__WRITTEN PROBLEM__
Write the listing below out again exactly, dropping the images.

Saved entries
BEGIN

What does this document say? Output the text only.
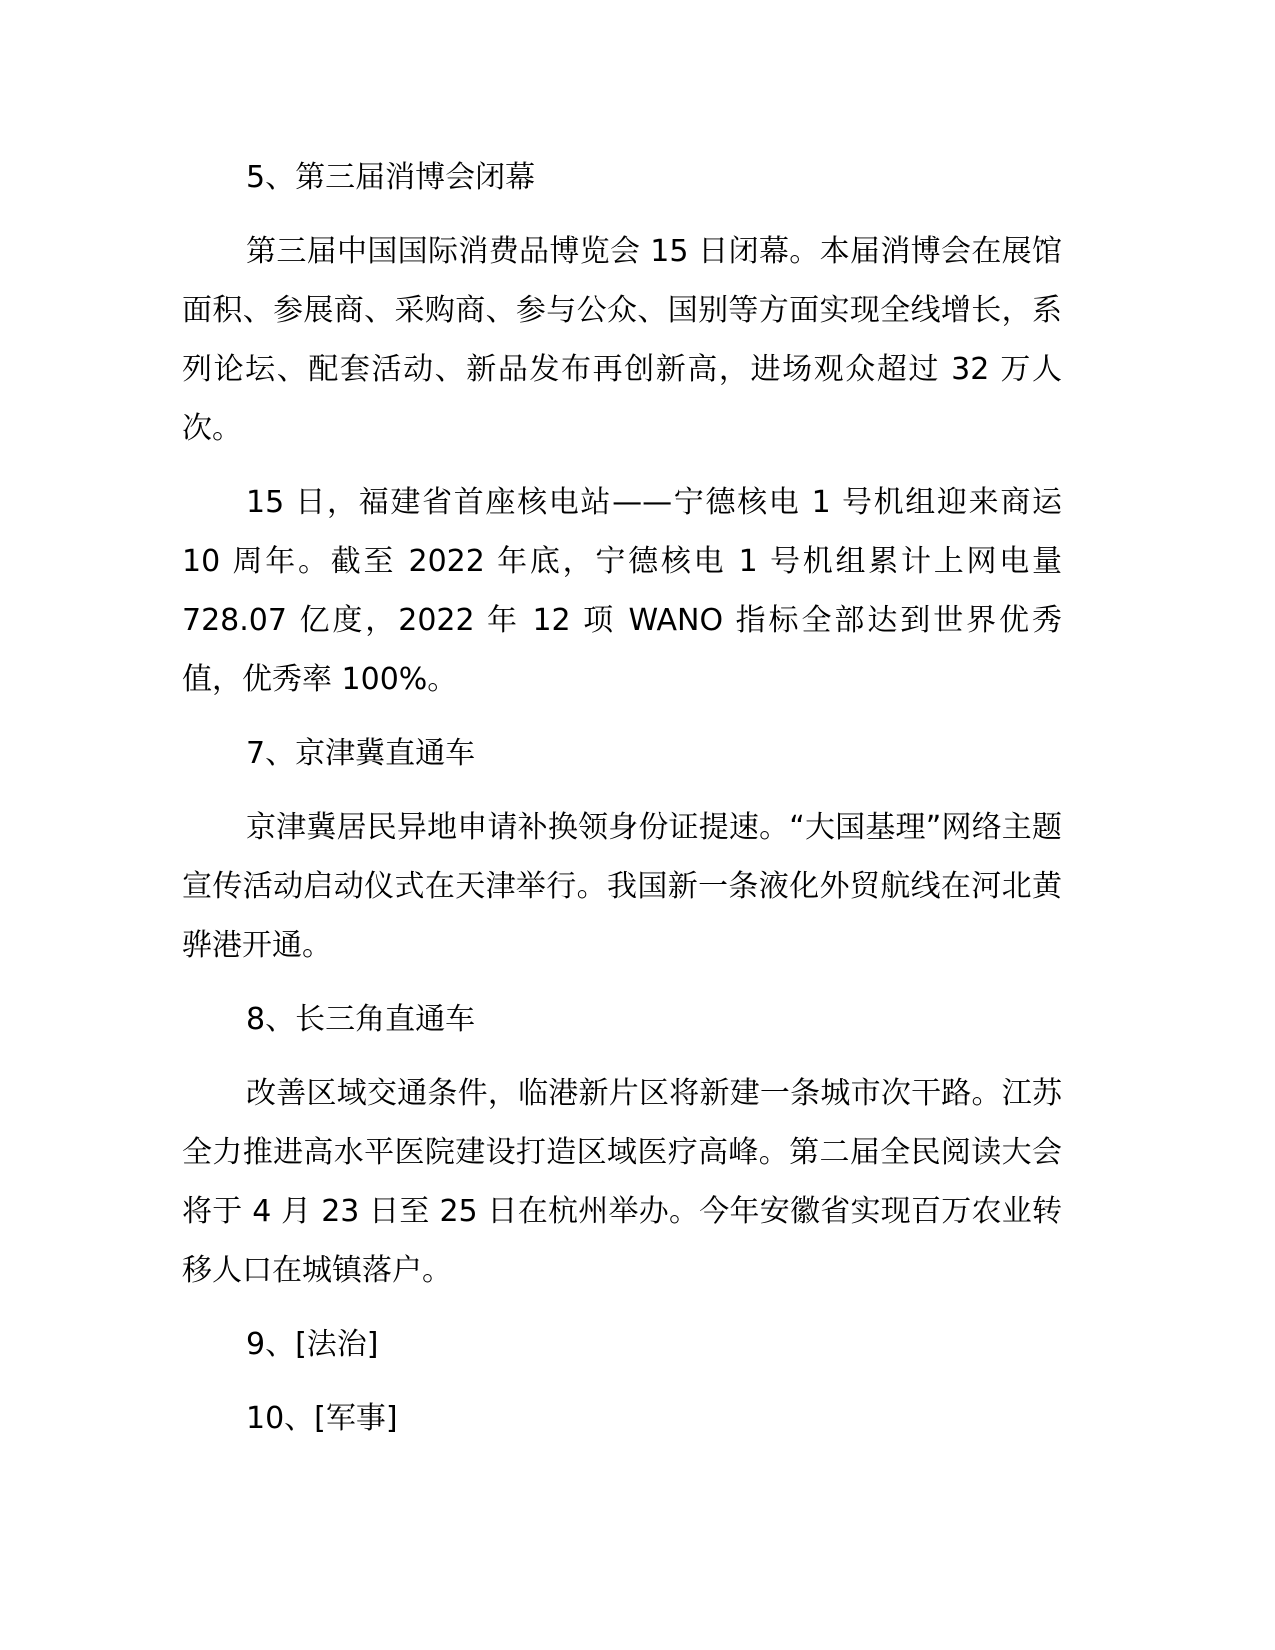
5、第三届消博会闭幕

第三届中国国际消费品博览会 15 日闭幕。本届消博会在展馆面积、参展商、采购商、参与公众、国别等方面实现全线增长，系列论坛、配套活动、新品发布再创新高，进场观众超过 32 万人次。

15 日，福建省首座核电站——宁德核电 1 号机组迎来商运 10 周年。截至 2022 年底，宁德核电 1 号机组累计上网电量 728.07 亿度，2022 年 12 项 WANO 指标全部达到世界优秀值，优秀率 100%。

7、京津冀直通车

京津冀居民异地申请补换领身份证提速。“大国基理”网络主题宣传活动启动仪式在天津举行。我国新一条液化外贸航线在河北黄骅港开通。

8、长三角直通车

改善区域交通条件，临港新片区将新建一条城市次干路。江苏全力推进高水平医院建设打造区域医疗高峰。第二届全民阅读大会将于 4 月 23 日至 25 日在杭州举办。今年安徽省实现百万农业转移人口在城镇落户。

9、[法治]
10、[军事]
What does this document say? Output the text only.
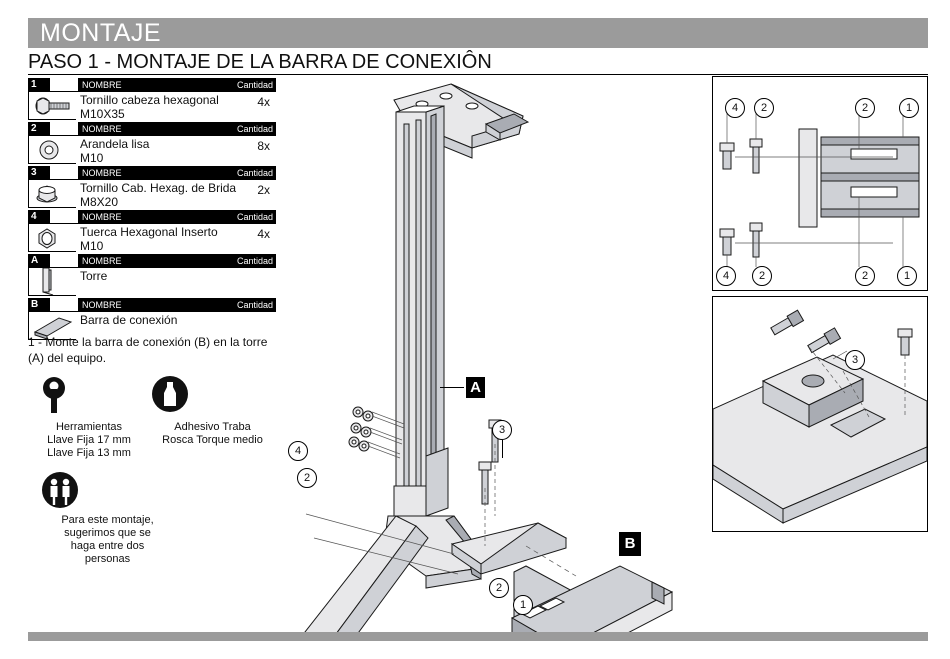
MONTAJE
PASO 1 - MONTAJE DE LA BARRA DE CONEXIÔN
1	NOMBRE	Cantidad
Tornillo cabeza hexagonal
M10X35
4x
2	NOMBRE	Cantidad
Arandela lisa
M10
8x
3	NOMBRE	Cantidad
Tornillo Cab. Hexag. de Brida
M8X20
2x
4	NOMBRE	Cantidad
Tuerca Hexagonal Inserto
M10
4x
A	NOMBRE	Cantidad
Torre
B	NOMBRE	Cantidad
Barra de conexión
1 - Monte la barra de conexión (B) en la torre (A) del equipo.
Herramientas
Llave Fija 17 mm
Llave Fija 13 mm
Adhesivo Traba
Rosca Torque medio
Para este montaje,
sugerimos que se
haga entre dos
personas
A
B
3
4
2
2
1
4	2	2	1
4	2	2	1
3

END

__TASK RESPONSE__
What does this document say? Output the text only.
5、第三届消博会闭幕

第三届中国国际消费品博览会 15 日闭幕。本届消博会在展馆面积、参展商、采购商、参与公众、国别等方面实现全线增长，系列论坛、配套活动、新品发布再创新高，进场观众超过 32 万人次。

15 日，福建省首座核电站——宁德核电 1 号机组迎来商运 10 周年。截至 2022 年底，宁德核电 1 号机组累计上网电量 728.07 亿度，2022 年 12 项 WANO 指标全部达到世界优秀值，优秀率 100%。

7、京津冀直通车

京津冀居民异地申请补换领身份证提速。“大国基理”网络主题宣传活动启动仪式在天津举行。我国新一条液化外贸航线在河北黄骅港开通。

8、长三角直通车

改善区域交通条件，临港新片区将新建一条城市次干路。江苏全力推进高水平医院建设打造区域医疗高峰。第二届全民阅读大会将于 4 月 23 日至 25 日在杭州举办。今年安徽省实现百万农业转移人口在城镇落户。

9、[法治]
10、[军事]
What does this document say? Output the text only.
MONTAJE
PASO 1 - MONTAJE DE LA BARRA DE CONEXIÔN
1	NOMBRE	Cantidad
Tornillo cabeza hexagonal
M10X35
4x
2	NOMBRE	Cantidad
Arandela lisa
M10
8x
3	NOMBRE	Cantidad
Tornillo Cab. Hexag. de Brida
M8X20
2x
4	NOMBRE	Cantidad
Tuerca Hexagonal Inserto
M10
4x
A	NOMBRE	Cantidad
Torre
B	NOMBRE	Cantidad
Barra de conexión
1 - Monte la barra de conexión (B) en la torre (A) del equipo.
Herramientas
Llave Fija 17 mm
Llave Fija 13 mm
Adhesivo Traba
Rosca Torque medio
Para este montaje,
sugerimos que se
haga entre dos
personas
A
B
3
4
2
2
1
4	2	2	1
4	2	2	1
3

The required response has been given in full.